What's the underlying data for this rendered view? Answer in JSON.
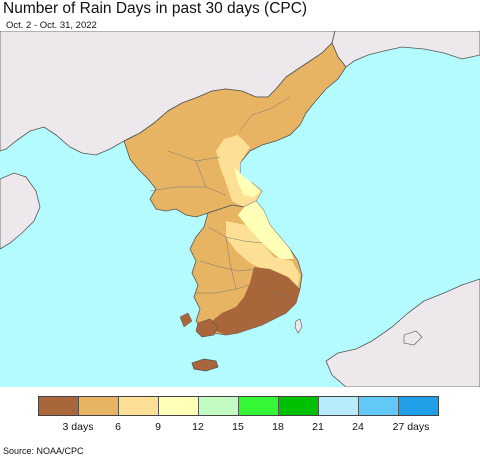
{
  "title": "Number of Rain Days in past 30 days (CPC)",
  "subtitle": "Oct. 2 - Oct. 31, 2022",
  "source": "Source: NOAA/CPC",
  "colors": {
    "ocean": "#b4fbff",
    "land_outside": "#ede8ec",
    "border": "#555555"
  },
  "legend": {
    "colors": [
      "#a9663a",
      "#e6b462",
      "#fde096",
      "#ffffb8",
      "#c3fcc3",
      "#36f736",
      "#00c000",
      "#b8ecfc",
      "#62c8f8",
      "#1e9fe8"
    ],
    "labels": [
      "3 days",
      "6",
      "9",
      "12",
      "15",
      "18",
      "21",
      "24",
      "27 days"
    ]
  }
}
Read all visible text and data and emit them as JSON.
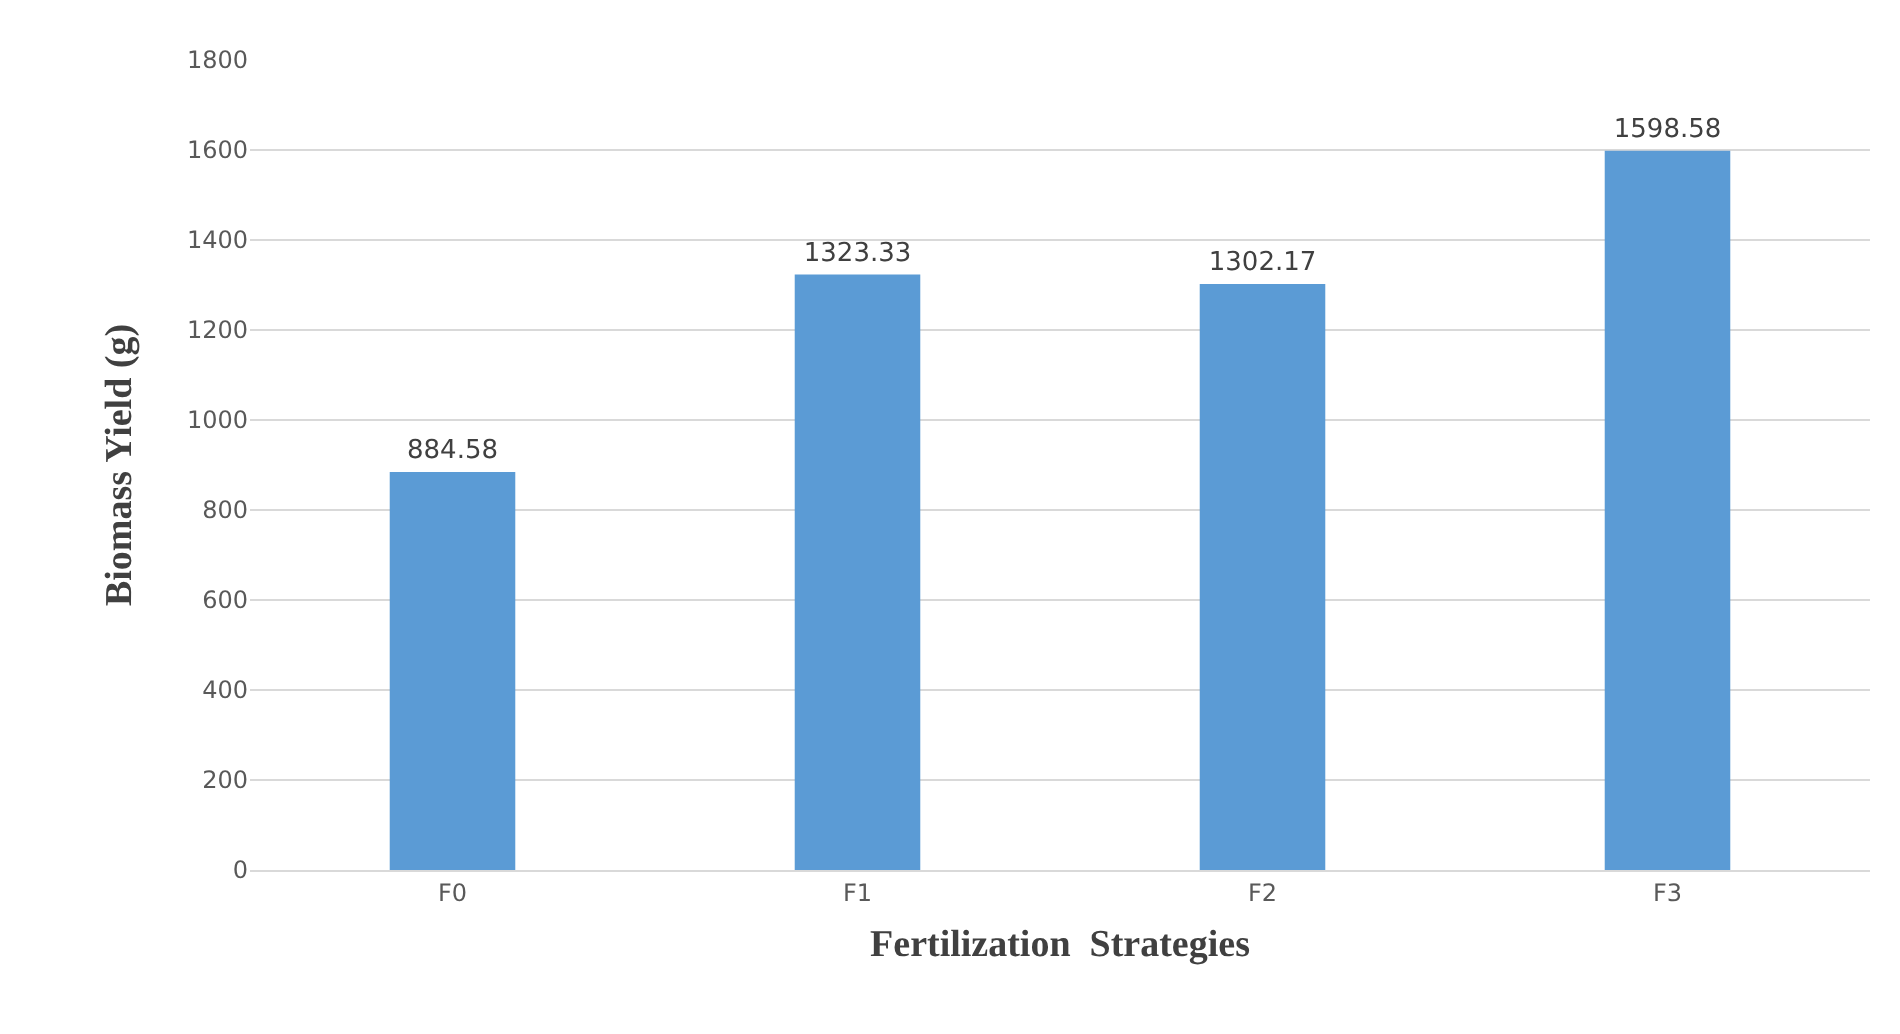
{
  "chart_data": {
    "type": "bar",
    "xlabel": "Fertilization  Strategies",
    "ylabel": "Biomass Yield (g)",
    "categories": [
      "F0",
      "F1",
      "F2",
      "F3"
    ],
    "values": [
      884.58,
      1323.33,
      1302.17,
      1598.58
    ],
    "color": "#5b9bd5",
    "ylim": [
      0,
      1800
    ],
    "yticks": [
      0,
      200,
      400,
      600,
      800,
      1000,
      1200,
      1400,
      1600,
      1800
    ],
    "grid": "y",
    "data_labels": true
  }
}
++++++
> _WORK REQUIRED_
Using the entries above, return each line that includes the word "JSON".

> _THE ANSWER_
What's the underlying data for this rendered view? Answer in JSON.
Read all visible text and data and emit them as JSON.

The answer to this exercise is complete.